→ **EXERCISE AIM**
Extract every entry word for word. Skip the pictures.

(Saved data entries)
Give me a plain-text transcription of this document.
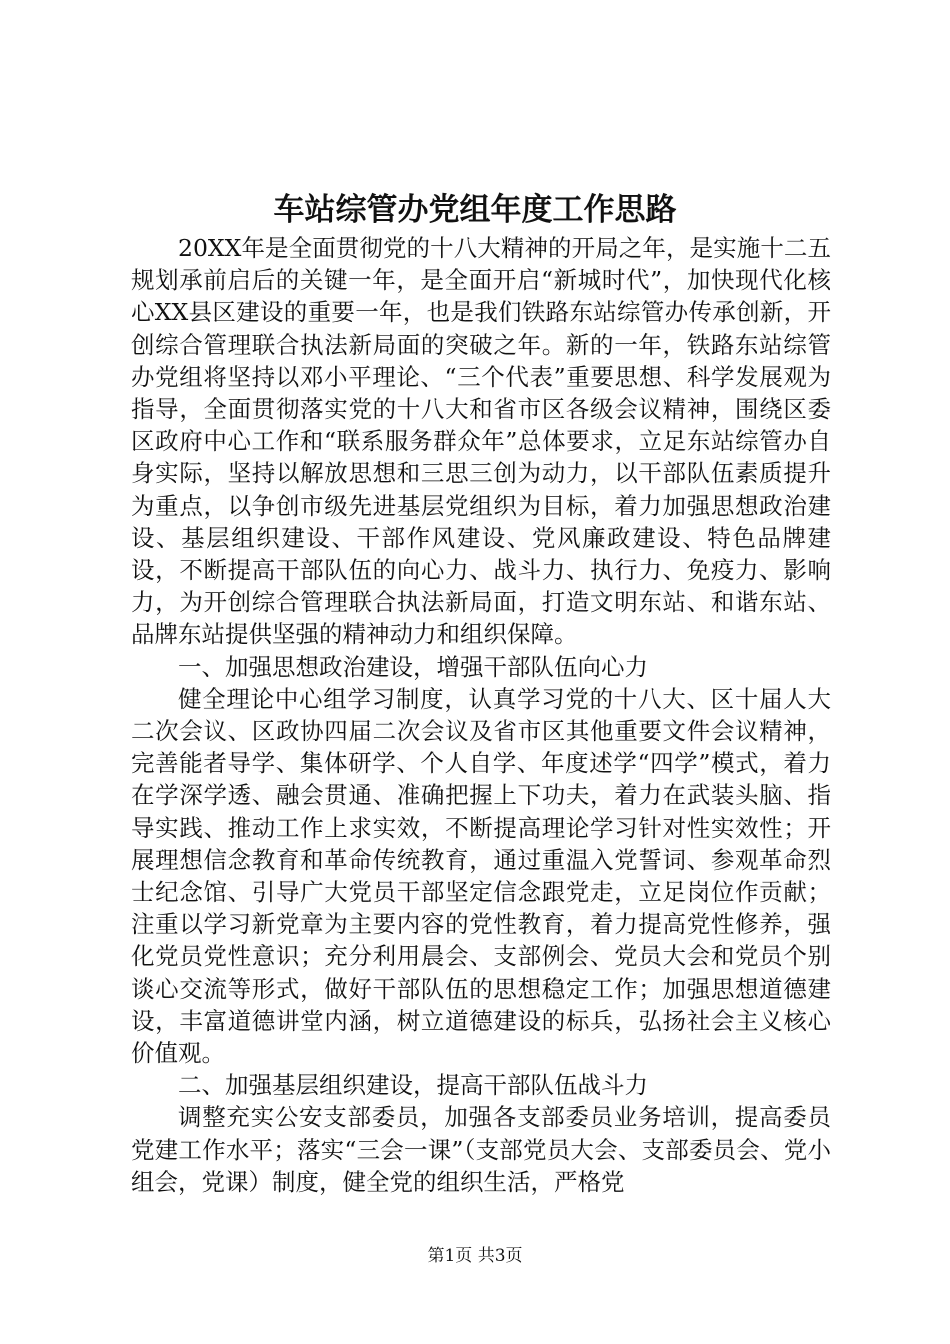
车站综管办党组年度工作思路

20XX年是全面贯彻党的十八大精神的开局之年，是实施十二五规划承前启后的关键一年，是全面开启“新城时代”，加快现代化核心XX县区建设的重要一年，也是我们铁路东站综管办传承创新，开创综合管理联合执法新局面的突破之年。新的一年，铁路东站综管办党组将坚持以邓小平理论、“三个代表”重要思想、科学发展观为指导，全面贯彻落实党的十八大和省市区各级会议精神，围绕区委区政府中心工作和“联系服务群众年”总体要求，立足东站综管办自身实际，坚持以解放思想和三思三创为动力，以干部队伍素质提升为重点，以争创市级先进基层党组织为目标，着力加强思想政治建设、基层组织建设、干部作风建设、党风廉政建设、特色品牌建设，不断提高干部队伍的向心力、战斗力、执行力、免疫力、影响力，为开创综合管理联合执法新局面，打造文明东站、和谐东站、品牌东站提供坚强的精神动力和组织保障。

一、加强思想政治建设，增强干部队伍向心力

健全理论中心组学习制度，认真学习党的十八大、区十届人大二次会议、区政协四届二次会议及省市区其他重要文件会议精神，完善能者导学、集体研学、个人自学、年度述学“四学”模式，着力在学深学透、融会贯通、准确把握上下功夫，着力在武装头脑、指导实践、推动工作上求实效，不断提高理论学习针对性实效性；开展理想信念教育和革命传统教育，通过重温入党誓词、参观革命烈士纪念馆、引导广大党员干部坚定信念跟党走，立足岗位作贡献；注重以学习新党章为主要内容的党性教育，着力提高党性修养，强化党员党性意识；充分利用晨会、支部例会、党员大会和党员个别谈心交流等形式，做好干部队伍的思想稳定工作；加强思想道德建设，丰富道德讲堂内涵，树立道德建设的标兵，弘扬社会主义核心价值观。

二、加强基层组织建设，提高干部队伍战斗力

调整充实公安支部委员，加强各支部委员业务培训，提高委员党建工作水平；落实“三会一课”（支部党员大会、支部委员会、党小组会，党课）制度，健全党的组织生活，严格党

第1页 共3页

→ **THE REPLY**
Give me a plain-text transcription of this document.
车站综管办党组年度工作思路

20XX年是全面贯彻党的十八大精神的开局之年，是实施十二五规划承前启后的关键一年，是全面开启“新城时代”，加快现代化核心XX县区建设的重要一年，也是我们铁路东站综管办传承创新，开创综合管理联合执法新局面的突破之年。新的一年，铁路东站综管办党组将坚持以邓小平理论、“三个代表”重要思想、科学发展观为指导，全面贯彻落实党的十八大和省市区各级会议精神，围绕区委区政府中心工作和“联系服务群众年”总体要求，立足东站综管办自身实际，坚持以解放思想和三思三创为动力，以干部队伍素质提升为重点，以争创市级先进基层党组织为目标，着力加强思想政治建设、基层组织建设、干部作风建设、党风廉政建设、特色品牌建设，不断提高干部队伍的向心力、战斗力、执行力、免疫力、影响力，为开创综合管理联合执法新局面，打造文明东站、和谐东站、品牌东站提供坚强的精神动力和组织保障。

一、加强思想政治建设，增强干部队伍向心力

健全理论中心组学习制度，认真学习党的十八大、区十届人大二次会议、区政协四届二次会议及省市区其他重要文件会议精神，完善能者导学、集体研学、个人自学、年度述学“四学”模式，着力在学深学透、融会贯通、准确把握上下功夫，着力在武装头脑、指导实践、推动工作上求实效，不断提高理论学习针对性实效性；开展理想信念教育和革命传统教育，通过重温入党誓词、参观革命烈士纪念馆、引导广大党员干部坚定信念跟党走，立足岗位作贡献；注重以学习新党章为主要内容的党性教育，着力提高党性修养，强化党员党性意识；充分利用晨会、支部例会、党员大会和党员个别谈心交流等形式，做好干部队伍的思想稳定工作；加强思想道德建设，丰富道德讲堂内涵，树立道德建设的标兵，弘扬社会主义核心价值观。

二、加强基层组织建设，提高干部队伍战斗力

调整充实公安支部委员，加强各支部委员业务培训，提高委员党建工作水平；落实“三会一课”（支部党员大会、支部委员会、党小组会，党课）制度，健全党的组织生活，严格党

第1页 共3页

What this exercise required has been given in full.